>> begin

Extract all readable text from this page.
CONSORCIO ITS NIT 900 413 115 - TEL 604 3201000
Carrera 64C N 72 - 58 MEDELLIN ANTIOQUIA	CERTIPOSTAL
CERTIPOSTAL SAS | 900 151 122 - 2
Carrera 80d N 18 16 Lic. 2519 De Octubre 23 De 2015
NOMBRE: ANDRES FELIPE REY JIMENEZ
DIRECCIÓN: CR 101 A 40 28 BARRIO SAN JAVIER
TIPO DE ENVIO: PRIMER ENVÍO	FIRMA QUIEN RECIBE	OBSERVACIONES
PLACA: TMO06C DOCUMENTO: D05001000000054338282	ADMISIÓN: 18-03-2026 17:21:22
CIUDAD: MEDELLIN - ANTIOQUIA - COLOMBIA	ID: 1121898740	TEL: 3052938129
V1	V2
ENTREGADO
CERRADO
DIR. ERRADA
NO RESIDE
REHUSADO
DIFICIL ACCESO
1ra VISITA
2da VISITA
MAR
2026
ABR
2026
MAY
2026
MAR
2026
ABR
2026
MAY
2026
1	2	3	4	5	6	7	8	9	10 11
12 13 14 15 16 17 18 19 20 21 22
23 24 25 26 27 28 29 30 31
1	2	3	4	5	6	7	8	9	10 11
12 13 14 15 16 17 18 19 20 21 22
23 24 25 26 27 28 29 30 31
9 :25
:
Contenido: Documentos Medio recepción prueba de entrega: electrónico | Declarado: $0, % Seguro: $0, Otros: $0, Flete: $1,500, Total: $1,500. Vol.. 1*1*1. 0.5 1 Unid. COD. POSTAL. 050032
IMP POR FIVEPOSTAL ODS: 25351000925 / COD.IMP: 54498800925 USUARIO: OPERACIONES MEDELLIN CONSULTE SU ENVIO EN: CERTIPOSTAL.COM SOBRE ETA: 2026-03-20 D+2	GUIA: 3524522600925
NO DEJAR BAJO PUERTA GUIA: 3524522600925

>> end

[Set exercise]:
Give the entries again in full, exactly as they are written.

[Output of the exercise]:
Extract all readable text from this page.
CONSORCIO ITS NIT 900 413 115 - TEL 604 3201000
Carrera 64C N 72 - 58 MEDELLIN ANTIOQUIA	CERTIPOSTAL
CERTIPOSTAL SAS | 900 151 122 - 2
Carrera 80d N 18 16 Lic. 2519 De Octubre 23 De 2015
NOMBRE: ANDRES FELIPE REY JIMENEZ
DIRECCIÓN: CR 101 A 40 28 BARRIO SAN JAVIER
TIPO DE ENVIO: PRIMER ENVÍO	FIRMA QUIEN RECIBE	OBSERVACIONES
PLACA: TMO06C DOCUMENTO: D05001000000054338282	ADMISIÓN: 18-03-2026 17:21:22
CIUDAD: MEDELLIN - ANTIOQUIA - COLOMBIA	ID: 1121898740	TEL: 3052938129
V1	V2
ENTREGADO
CERRADO
DIR. ERRADA
NO RESIDE
REHUSADO
DIFICIL ACCESO
1ra VISITA
2da VISITA
MAR
2026
ABR
2026
MAY
2026
MAR
2026
ABR
2026
MAY
2026
1	2	3	4	5	6	7	8	9	10 11
12 13 14 15 16 17 18 19 20 21 22
23 24 25 26 27 28 29 30 31
1	2	3	4	5	6	7	8	9	10 11
12 13 14 15 16 17 18 19 20 21 22
23 24 25 26 27 28 29 30 31
9 :25
:
Contenido: Documentos Medio recepción prueba de entrega: electrónico | Declarado: $0, % Seguro: $0, Otros: $0, Flete: $1,500, Total: $1,500. Vol.. 1*1*1. 0.5 1 Unid. COD. POSTAL. 050032
IMP POR FIVEPOSTAL ODS: 25351000925 / COD.IMP: 54498800925 USUARIO: OPERACIONES MEDELLIN CONSULTE SU ENVIO EN: CERTIPOSTAL.COM SOBRE ETA: 2026-03-20 D+2	GUIA: 3524522600925
NO DEJAR BAJO PUERTA GUIA: 3524522600925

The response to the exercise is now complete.